**EXERCISE DESCRIPTION**: Produce an exact copy of all the records.

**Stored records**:
(begin)

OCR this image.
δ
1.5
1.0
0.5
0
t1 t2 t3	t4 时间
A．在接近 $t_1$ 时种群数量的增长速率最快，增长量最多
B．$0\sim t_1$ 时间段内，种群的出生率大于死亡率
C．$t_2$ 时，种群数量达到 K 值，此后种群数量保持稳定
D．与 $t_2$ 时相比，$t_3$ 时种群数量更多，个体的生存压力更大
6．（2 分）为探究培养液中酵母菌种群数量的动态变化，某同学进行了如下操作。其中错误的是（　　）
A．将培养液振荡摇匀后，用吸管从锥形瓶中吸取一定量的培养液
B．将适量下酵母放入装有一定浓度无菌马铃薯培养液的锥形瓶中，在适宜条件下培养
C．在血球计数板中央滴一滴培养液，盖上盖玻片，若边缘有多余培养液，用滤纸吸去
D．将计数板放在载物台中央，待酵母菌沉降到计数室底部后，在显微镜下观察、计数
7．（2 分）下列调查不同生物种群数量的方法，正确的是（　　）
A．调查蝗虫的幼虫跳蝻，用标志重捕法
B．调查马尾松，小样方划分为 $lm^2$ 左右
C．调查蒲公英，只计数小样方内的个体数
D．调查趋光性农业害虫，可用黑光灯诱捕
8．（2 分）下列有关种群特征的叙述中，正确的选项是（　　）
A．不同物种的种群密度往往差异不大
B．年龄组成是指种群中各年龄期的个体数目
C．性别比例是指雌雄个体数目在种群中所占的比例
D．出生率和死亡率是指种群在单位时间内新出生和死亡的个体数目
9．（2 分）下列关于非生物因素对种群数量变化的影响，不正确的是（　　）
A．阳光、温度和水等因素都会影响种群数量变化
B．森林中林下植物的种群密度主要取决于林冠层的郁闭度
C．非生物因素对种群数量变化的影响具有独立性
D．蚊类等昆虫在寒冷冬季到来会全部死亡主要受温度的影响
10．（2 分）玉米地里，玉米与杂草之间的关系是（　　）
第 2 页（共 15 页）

(end)

**COMPLETE OUTPUT**:
OCR this image.
δ
1.5
1.0
0.5
0
t1 t2 t3	t4 时间
A．在接近 $t_1$ 时种群数量的增长速率最快，增长量最多
B．$0\sim t_1$ 时间段内，种群的出生率大于死亡率
C．$t_2$ 时，种群数量达到 K 值，此后种群数量保持稳定
D．与 $t_2$ 时相比，$t_3$ 时种群数量更多，个体的生存压力更大
6．（2 分）为探究培养液中酵母菌种群数量的动态变化，某同学进行了如下操作。其中错误的是（　　）
A．将培养液振荡摇匀后，用吸管从锥形瓶中吸取一定量的培养液
B．将适量下酵母放入装有一定浓度无菌马铃薯培养液的锥形瓶中，在适宜条件下培养
C．在血球计数板中央滴一滴培养液，盖上盖玻片，若边缘有多余培养液，用滤纸吸去
D．将计数板放在载物台中央，待酵母菌沉降到计数室底部后，在显微镜下观察、计数
7．（2 分）下列调查不同生物种群数量的方法，正确的是（　　）
A．调查蝗虫的幼虫跳蝻，用标志重捕法
B．调查马尾松，小样方划分为 $lm^2$ 左右
C．调查蒲公英，只计数小样方内的个体数
D．调查趋光性农业害虫，可用黑光灯诱捕
8．（2 分）下列有关种群特征的叙述中，正确的选项是（　　）
A．不同物种的种群密度往往差异不大
B．年龄组成是指种群中各年龄期的个体数目
C．性别比例是指雌雄个体数目在种群中所占的比例
D．出生率和死亡率是指种群在单位时间内新出生和死亡的个体数目
9．（2 分）下列关于非生物因素对种群数量变化的影响，不正确的是（　　）
A．阳光、温度和水等因素都会影响种群数量变化
B．森林中林下植物的种群密度主要取决于林冠层的郁闭度
C．非生物因素对种群数量变化的影响具有独立性
D．蚊类等昆虫在寒冷冬季到来会全部死亡主要受温度的影响
10．（2 分）玉米地里，玉米与杂草之间的关系是（　　）
第 2 页（共 15 页）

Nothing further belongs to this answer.